Aufgabe a:
Beantworten Sie zum Text über Improvisation diese Fragen:
(i) Welche Quelle liefert laut dem Text eine erste Definition von Improvisation?
(ii) Wem treibt das Thema laut dem Text den Angstschweiß auf die Stirn?
(iii) Was braucht man laut dem Text für musikalische Improvisation?

Vorliegender Text:
+ + +

In dieser Folge möchte ich mich einem Thema widmen, das ich sehr mag und von dem ich weiß, dass es einigen Singenden den Angstschweiß auf die Stirn treibt oder zumindest ein mulmiges Gefühl bereitet, nämlich der „Improvisation“. „Was ist das, wie geht das und wofür ist das gut?“ sind ganz grob gesagt die Fragen, mit denen ich mich beschäftigen möchte.
Eine erste Definition bietet Wikipedia: „Als Improvisation wird eine Form musikalischer Darbietung verstanden, bei der Tonmaterial und Klangfolgen in der Aufführung selbst entstehen und nicht oder wenig vorher schriftlich fixiert worden ist. Die musikalischen Klangereignisse verdanken sich dem spontanen Einfall und der Inspiration.“ Ich würde sogar noch weiter gehen und sagen, dass es nicht einmal unbedingt eine Darbietung sein muss, denn man kann ja auch einfach so improvisieren, ohne dass jemand zuhört.
Die musikalische Improvisation entsteht also im Hier und Jetzt und man braucht dafür spontane Einfälle. Und da haben wir schon einen guten Grund für die so verbreitete Improvisationsscheu: Was ist denn, wenn ich einfach keinen Einfall habe? Oder nur langweilige, doofe Einfälle? Oder peinliche Einfälle?

+ + +

Vorliegende Datensätze:
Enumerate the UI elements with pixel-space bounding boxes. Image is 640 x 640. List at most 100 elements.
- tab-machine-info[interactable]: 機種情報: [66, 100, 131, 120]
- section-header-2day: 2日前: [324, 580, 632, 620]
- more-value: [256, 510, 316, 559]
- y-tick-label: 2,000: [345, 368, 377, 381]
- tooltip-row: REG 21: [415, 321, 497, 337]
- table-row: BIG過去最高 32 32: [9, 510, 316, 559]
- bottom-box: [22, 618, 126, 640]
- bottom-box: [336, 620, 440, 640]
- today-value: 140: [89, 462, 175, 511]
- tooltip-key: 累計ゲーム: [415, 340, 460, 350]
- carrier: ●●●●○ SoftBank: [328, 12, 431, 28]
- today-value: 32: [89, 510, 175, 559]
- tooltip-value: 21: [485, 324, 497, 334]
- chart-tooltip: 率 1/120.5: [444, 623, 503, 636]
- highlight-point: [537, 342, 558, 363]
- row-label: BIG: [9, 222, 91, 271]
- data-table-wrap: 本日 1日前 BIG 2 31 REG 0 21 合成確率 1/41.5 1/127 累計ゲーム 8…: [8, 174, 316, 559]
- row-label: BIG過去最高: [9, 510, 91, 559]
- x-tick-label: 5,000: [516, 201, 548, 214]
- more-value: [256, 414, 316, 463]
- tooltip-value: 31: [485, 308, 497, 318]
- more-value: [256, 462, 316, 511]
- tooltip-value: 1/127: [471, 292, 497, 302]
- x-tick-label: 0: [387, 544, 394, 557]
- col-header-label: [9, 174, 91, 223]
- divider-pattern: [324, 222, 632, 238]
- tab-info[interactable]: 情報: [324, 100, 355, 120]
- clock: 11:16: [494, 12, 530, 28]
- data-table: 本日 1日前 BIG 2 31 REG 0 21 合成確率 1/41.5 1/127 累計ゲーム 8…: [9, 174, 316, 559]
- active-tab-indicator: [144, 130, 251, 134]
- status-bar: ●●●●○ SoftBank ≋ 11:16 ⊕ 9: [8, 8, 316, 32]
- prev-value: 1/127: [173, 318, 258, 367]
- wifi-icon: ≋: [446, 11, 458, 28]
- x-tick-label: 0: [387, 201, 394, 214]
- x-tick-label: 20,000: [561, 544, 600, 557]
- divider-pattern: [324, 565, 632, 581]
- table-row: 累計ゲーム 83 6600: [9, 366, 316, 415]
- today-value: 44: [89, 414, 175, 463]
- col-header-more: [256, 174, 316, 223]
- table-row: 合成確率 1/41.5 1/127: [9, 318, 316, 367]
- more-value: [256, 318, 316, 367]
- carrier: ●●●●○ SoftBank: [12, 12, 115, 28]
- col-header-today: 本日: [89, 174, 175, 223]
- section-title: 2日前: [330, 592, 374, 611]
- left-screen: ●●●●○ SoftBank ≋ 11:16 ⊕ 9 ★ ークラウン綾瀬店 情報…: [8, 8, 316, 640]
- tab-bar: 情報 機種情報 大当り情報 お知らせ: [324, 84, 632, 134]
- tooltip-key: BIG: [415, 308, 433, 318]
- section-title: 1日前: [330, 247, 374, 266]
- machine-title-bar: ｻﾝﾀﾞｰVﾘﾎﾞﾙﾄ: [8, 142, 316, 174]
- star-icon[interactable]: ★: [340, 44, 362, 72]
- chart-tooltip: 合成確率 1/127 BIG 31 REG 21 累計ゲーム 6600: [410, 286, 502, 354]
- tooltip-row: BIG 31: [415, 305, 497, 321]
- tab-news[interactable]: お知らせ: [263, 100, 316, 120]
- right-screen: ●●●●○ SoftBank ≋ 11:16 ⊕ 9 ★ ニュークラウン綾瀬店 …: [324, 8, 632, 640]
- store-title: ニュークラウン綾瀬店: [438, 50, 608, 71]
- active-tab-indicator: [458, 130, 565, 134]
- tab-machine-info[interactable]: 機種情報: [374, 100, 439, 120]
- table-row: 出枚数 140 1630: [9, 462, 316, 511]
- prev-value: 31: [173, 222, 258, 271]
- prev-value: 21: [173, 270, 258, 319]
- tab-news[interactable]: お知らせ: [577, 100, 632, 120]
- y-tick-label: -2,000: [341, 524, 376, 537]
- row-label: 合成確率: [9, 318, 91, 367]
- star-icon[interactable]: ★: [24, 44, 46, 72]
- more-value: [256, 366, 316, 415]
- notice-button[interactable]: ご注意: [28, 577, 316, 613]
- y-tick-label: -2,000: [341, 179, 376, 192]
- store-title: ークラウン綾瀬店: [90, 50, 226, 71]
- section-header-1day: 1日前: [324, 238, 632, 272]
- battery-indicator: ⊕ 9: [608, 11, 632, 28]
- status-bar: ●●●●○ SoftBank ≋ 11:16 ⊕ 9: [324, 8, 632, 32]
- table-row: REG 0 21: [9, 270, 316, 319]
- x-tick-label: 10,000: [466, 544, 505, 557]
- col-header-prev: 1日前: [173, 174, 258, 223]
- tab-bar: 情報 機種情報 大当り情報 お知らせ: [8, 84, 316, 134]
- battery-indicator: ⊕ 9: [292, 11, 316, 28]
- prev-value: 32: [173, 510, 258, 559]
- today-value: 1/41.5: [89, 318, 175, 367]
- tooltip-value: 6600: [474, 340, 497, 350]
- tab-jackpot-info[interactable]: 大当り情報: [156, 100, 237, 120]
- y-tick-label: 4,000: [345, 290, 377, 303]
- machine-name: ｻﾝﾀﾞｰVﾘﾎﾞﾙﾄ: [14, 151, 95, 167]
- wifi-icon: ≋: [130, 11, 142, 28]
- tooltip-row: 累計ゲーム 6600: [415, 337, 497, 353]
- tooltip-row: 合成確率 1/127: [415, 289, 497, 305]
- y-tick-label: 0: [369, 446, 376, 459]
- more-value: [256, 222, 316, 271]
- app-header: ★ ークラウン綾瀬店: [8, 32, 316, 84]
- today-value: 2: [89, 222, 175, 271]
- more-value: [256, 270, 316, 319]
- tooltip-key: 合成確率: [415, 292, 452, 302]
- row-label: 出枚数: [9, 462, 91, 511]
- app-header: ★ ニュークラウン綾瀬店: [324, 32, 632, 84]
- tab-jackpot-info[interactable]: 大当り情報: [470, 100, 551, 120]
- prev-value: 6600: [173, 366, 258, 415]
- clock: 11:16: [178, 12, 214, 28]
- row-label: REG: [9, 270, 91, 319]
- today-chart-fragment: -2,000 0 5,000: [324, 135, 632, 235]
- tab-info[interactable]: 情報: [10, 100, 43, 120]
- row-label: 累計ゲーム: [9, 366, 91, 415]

+ + +

Aufgabe b:
Tauschen Sie in den Datensätzen, von der ersten Zeile bis einschließlich der Zeile mit „- row-label: BIG: [9, 222, 91, 271]“, „today-value“ gegen „current-value“ aus. Geben Sie nur diese Zeilen wieder und lassen Sie alles andere unverändert.

Antwort a:
(i) Wikipedia
(ii) Einigen Singenden
(iii) Spontane Einfälle

Antwort b:
Enumerate the UI elements with pixel-space bounding boxes. Image is 640 x 640. List at most 100 elements.
- tab-machine-info[interactable]: 機種情報: [66, 100, 131, 120]
- section-header-2day: 2日前: [324, 580, 632, 620]
- more-value: [256, 510, 316, 559]
- y-tick-label: 2,000: [345, 368, 377, 381]
- tooltip-row: REG 21: [415, 321, 497, 337]
- table-row: BIG過去最高 32 32: [9, 510, 316, 559]
- bottom-box: [22, 618, 126, 640]
- bottom-box: [336, 620, 440, 640]
- current-value: 140: [89, 462, 175, 511]
- tooltip-key: 累計ゲーム: [415, 340, 460, 350]
- carrier: ●●●●○ SoftBank: [328, 12, 431, 28]
- current-value: 32: [89, 510, 175, 559]
- tooltip-value: 21: [485, 324, 497, 334]
- chart-tooltip: 率 1/120.5: [444, 623, 503, 636]
- highlight-point: [537, 342, 558, 363]
- row-label: BIG: [9, 222, 91, 271]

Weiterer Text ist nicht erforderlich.